What is expected: Print all of the following lines verbatim, with nothing added, dropped, or changed.
* * * *
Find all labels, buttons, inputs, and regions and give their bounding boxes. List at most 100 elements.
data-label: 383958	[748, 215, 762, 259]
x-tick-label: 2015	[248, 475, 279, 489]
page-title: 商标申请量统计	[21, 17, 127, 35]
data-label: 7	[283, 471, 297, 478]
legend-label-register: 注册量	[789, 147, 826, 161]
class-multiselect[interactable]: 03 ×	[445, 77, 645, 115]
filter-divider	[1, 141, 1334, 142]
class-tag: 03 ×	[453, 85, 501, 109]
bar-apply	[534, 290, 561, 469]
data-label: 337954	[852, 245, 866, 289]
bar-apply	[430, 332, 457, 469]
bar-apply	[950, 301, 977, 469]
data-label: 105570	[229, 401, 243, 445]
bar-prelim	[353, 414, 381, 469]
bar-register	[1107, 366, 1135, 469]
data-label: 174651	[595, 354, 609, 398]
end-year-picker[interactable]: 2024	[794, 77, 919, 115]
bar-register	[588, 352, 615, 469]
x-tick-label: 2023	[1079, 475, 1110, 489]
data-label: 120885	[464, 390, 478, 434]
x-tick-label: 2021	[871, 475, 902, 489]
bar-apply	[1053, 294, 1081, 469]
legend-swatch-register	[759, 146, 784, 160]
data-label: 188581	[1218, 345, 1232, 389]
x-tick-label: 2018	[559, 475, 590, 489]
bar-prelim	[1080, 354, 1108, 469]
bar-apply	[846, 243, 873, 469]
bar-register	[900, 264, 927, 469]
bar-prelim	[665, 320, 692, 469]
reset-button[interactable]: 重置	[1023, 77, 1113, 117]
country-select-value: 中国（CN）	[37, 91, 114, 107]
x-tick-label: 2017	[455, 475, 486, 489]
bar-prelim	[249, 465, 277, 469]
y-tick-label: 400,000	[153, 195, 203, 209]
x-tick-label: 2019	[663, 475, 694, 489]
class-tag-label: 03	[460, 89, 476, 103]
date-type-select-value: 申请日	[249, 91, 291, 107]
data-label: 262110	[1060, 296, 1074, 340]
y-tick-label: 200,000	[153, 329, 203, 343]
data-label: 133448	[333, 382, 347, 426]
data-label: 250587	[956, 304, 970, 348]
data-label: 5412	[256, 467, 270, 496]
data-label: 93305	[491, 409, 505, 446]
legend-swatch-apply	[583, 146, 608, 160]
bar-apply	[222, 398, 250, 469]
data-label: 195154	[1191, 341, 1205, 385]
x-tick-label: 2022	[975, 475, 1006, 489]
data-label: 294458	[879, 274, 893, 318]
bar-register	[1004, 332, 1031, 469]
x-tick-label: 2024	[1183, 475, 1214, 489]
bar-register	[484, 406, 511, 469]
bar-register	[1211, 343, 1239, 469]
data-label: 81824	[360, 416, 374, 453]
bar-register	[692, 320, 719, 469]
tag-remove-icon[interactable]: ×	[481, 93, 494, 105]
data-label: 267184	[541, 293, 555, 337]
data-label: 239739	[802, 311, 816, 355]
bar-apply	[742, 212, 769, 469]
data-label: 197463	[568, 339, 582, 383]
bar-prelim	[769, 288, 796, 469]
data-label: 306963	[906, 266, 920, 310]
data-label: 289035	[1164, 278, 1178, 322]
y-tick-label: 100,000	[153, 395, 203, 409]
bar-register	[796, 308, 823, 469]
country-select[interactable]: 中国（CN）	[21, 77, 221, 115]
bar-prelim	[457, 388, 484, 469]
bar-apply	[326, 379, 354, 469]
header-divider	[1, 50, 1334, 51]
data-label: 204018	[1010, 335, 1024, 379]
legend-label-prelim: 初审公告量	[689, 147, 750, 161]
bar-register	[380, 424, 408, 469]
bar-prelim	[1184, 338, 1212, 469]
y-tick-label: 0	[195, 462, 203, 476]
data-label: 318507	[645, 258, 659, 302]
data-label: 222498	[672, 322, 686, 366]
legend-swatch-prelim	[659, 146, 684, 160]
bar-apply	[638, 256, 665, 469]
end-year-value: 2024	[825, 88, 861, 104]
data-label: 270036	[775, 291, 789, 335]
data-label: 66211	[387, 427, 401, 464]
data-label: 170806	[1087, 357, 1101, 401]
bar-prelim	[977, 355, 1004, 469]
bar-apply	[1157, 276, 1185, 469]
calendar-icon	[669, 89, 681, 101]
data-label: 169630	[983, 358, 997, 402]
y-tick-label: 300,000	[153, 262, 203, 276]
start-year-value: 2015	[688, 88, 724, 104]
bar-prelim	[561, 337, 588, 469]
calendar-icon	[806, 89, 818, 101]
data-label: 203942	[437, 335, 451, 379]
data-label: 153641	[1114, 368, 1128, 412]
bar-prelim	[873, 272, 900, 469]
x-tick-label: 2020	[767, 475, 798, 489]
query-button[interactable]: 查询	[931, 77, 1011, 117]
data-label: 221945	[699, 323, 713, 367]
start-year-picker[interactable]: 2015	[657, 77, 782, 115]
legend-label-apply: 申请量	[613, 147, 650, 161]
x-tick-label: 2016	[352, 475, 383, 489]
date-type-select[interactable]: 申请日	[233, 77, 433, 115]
* * * *
Answer to this task:
Find all labels, buttons, inputs, and regions and give their bounding boxes. List at most 100 elements.
data-label: 383958	[748, 215, 762, 259]
x-tick-label: 2015	[248, 475, 279, 489]
page-title: 商标申请量统计	[21, 17, 127, 35]
data-label: 7	[283, 471, 297, 478]
legend-label-register: 注册量	[789, 147, 826, 161]
class-multiselect[interactable]: 03 ×	[445, 77, 645, 115]
filter-divider	[1, 141, 1334, 142]
class-tag: 03 ×	[453, 85, 501, 109]
bar-apply	[534, 290, 561, 469]
data-label: 337954	[852, 245, 866, 289]
bar-apply	[430, 332, 457, 469]
bar-apply	[950, 301, 977, 469]
data-label: 105570	[229, 401, 243, 445]
bar-prelim	[353, 414, 381, 469]
bar-register	[1107, 366, 1135, 469]
data-label: 174651	[595, 354, 609, 398]
end-year-picker[interactable]: 2024	[794, 77, 919, 115]
bar-register	[588, 352, 615, 469]
x-tick-label: 2023	[1079, 475, 1110, 489]
data-label: 120885	[464, 390, 478, 434]
x-tick-label: 2021	[871, 475, 902, 489]
bar-apply	[1053, 294, 1081, 469]
legend-swatch-register	[759, 146, 784, 160]
data-label: 188581	[1218, 345, 1232, 389]
x-tick-label: 2018	[559, 475, 590, 489]
bar-prelim	[1080, 354, 1108, 469]
bar-apply	[846, 243, 873, 469]
bar-register	[900, 264, 927, 469]
bar-prelim	[665, 320, 692, 469]
reset-button[interactable]: 重置	[1023, 77, 1113, 117]
country-select-value: 中国（CN）	[37, 91, 114, 107]
x-tick-label: 2017	[455, 475, 486, 489]
bar-prelim	[249, 465, 277, 469]
y-tick-label: 400,000	[153, 195, 203, 209]
x-tick-label: 2019	[663, 475, 694, 489]
class-tag-label: 03	[460, 89, 476, 103]
date-type-select-value: 申请日	[249, 91, 291, 107]
data-label: 262110	[1060, 296, 1074, 340]
y-tick-label: 200,000	[153, 329, 203, 343]
data-label: 133448	[333, 382, 347, 426]
data-label: 250587	[956, 304, 970, 348]
data-label: 5412	[256, 467, 270, 496]
data-label: 93305	[491, 409, 505, 446]
legend-swatch-apply	[583, 146, 608, 160]
bar-apply	[222, 398, 250, 469]
data-label: 195154	[1191, 341, 1205, 385]
x-tick-label: 2022	[975, 475, 1006, 489]
data-label: 294458	[879, 274, 893, 318]
bar-register	[1004, 332, 1031, 469]
x-tick-label: 2024	[1183, 475, 1214, 489]
bar-register	[484, 406, 511, 469]
bar-register	[1211, 343, 1239, 469]
data-label: 81824	[360, 416, 374, 453]
bar-register	[692, 320, 719, 469]
tag-remove-icon[interactable]: ×	[481, 93, 494, 105]
data-label: 267184	[541, 293, 555, 337]
data-label: 239739	[802, 311, 816, 355]
bar-apply	[742, 212, 769, 469]
data-label: 197463	[568, 339, 582, 383]
bar-prelim	[769, 288, 796, 469]
data-label: 306963	[906, 266, 920, 310]
data-label: 289035	[1164, 278, 1178, 322]
y-tick-label: 100,000	[153, 395, 203, 409]
bar-register	[796, 308, 823, 469]
country-select[interactable]: 中国（CN）	[21, 77, 221, 115]
bar-prelim	[457, 388, 484, 469]
bar-apply	[326, 379, 354, 469]
header-divider	[1, 50, 1334, 51]
data-label: 204018	[1010, 335, 1024, 379]
legend-label-prelim: 初审公告量	[689, 147, 750, 161]
bar-register	[380, 424, 408, 469]
bar-prelim	[1184, 338, 1212, 469]
y-tick-label: 0	[195, 462, 203, 476]
data-label: 318507	[645, 258, 659, 302]
data-label: 222498	[672, 322, 686, 366]
legend-swatch-prelim	[659, 146, 684, 160]
bar-apply	[638, 256, 665, 469]
end-year-value: 2024	[825, 88, 861, 104]
data-label: 270036	[775, 291, 789, 335]
data-label: 66211	[387, 427, 401, 464]
data-label: 170806	[1087, 357, 1101, 401]
bar-prelim	[977, 355, 1004, 469]
bar-apply	[1157, 276, 1185, 469]
calendar-icon	[669, 89, 681, 101]
data-label: 169630	[983, 358, 997, 402]
y-tick-label: 300,000	[153, 262, 203, 276]
start-year-value: 2015	[688, 88, 724, 104]
bar-prelim	[561, 337, 588, 469]
calendar-icon	[806, 89, 818, 101]
data-label: 203942	[437, 335, 451, 379]
data-label: 153641	[1114, 368, 1128, 412]
bar-prelim	[873, 272, 900, 469]
x-tick-label: 2020	[767, 475, 798, 489]
query-button[interactable]: 查询	[931, 77, 1011, 117]
data-label: 221945	[699, 323, 713, 367]
start-year-picker[interactable]: 2015	[657, 77, 782, 115]
legend-label-apply: 申请量	[613, 147, 650, 161]
x-tick-label: 2016	[352, 475, 383, 489]
date-type-select[interactable]: 申请日	[233, 77, 433, 115]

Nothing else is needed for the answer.